WHAT IS EXPECTED: Show each line from the listing that includes the word "right".

EXCERPTED DATA:

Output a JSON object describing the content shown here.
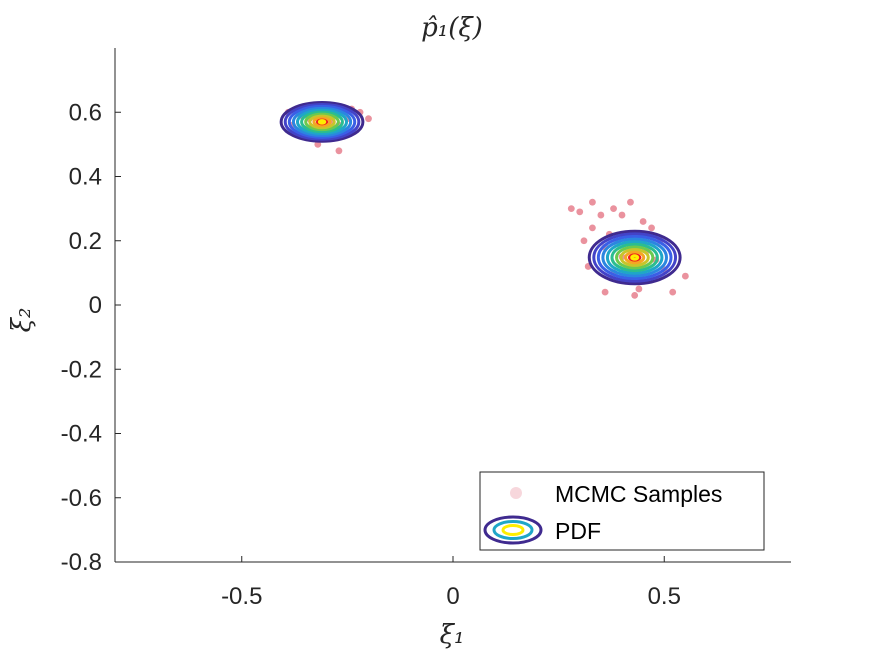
{
  "chart_data": {
    "type": "contour",
    "title": "p̂₁(ξ)",
    "xlabel": "ξ₁",
    "ylabel": "ξ₂",
    "xlim": [
      -0.8,
      0.8
    ],
    "ylim": [
      -0.8,
      0.8
    ],
    "x_ticks": [
      -0.5,
      0,
      0.5
    ],
    "x_tick_labels": [
      "-0.5",
      "0",
      "0.5"
    ],
    "y_ticks": [
      -0.8,
      -0.6,
      -0.4,
      -0.2,
      0,
      0.2,
      0.4,
      0.6
    ],
    "y_tick_labels": [
      "-0.8",
      "-0.6",
      "-0.4",
      "-0.2",
      "0",
      "0.2",
      "0.4",
      "0.6"
    ],
    "grid": false,
    "legend": {
      "position": "bottom-right",
      "entries": [
        "MCMC Samples",
        "PDF"
      ]
    },
    "modes": [
      {
        "name": "upper-left mode",
        "center": [
          -0.31,
          0.57
        ],
        "sx": 0.045,
        "sy": 0.028
      },
      {
        "name": "lower-right mode",
        "center": [
          0.43,
          0.148
        ],
        "sx": 0.05,
        "sy": 0.038
      }
    ],
    "contour_levels": 10,
    "contour_colors": [
      "#3f2a8f",
      "#4343c8",
      "#3a5fe6",
      "#2b86e0",
      "#1fa6c8",
      "#2bbd8f",
      "#6cc94f",
      "#c8c52a",
      "#f5a623",
      "#ef3e17"
    ],
    "peak_color": "#ffee00",
    "samples": [
      [
        -0.34,
        0.58
      ],
      [
        -0.32,
        0.55
      ],
      [
        -0.29,
        0.6
      ],
      [
        -0.27,
        0.56
      ],
      [
        -0.36,
        0.59
      ],
      [
        -0.3,
        0.53
      ],
      [
        -0.25,
        0.58
      ],
      [
        -0.33,
        0.61
      ],
      [
        -0.28,
        0.52
      ],
      [
        -0.38,
        0.56
      ],
      [
        -0.22,
        0.6
      ],
      [
        -0.2,
        0.58
      ],
      [
        -0.27,
        0.48
      ],
      [
        -0.35,
        0.53
      ],
      [
        -0.31,
        0.62
      ],
      [
        -0.26,
        0.54
      ],
      [
        -0.39,
        0.6
      ],
      [
        -0.29,
        0.57
      ],
      [
        -0.32,
        0.5
      ],
      [
        -0.24,
        0.61
      ],
      [
        0.4,
        0.15
      ],
      [
        0.43,
        0.12
      ],
      [
        0.46,
        0.17
      ],
      [
        0.38,
        0.1
      ],
      [
        0.45,
        0.19
      ],
      [
        0.41,
        0.08
      ],
      [
        0.48,
        0.14
      ],
      [
        0.36,
        0.18
      ],
      [
        0.44,
        0.05
      ],
      [
        0.5,
        0.11
      ],
      [
        0.33,
        0.24
      ],
      [
        0.35,
        0.28
      ],
      [
        0.38,
        0.3
      ],
      [
        0.42,
        0.32
      ],
      [
        0.3,
        0.29
      ],
      [
        0.28,
        0.3
      ],
      [
        0.33,
        0.32
      ],
      [
        0.4,
        0.28
      ],
      [
        0.37,
        0.22
      ],
      [
        0.47,
        0.24
      ],
      [
        0.52,
        0.04
      ],
      [
        0.43,
        0.03
      ],
      [
        0.32,
        0.12
      ],
      [
        0.55,
        0.09
      ],
      [
        0.39,
        0.2
      ],
      [
        0.45,
        0.26
      ],
      [
        0.36,
        0.04
      ],
      [
        0.49,
        0.2
      ],
      [
        0.31,
        0.2
      ],
      [
        0.42,
        0.22
      ]
    ]
  }
}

IN RESPONSE:
      "position": "bottom-right",
        "name": "lower-right mode",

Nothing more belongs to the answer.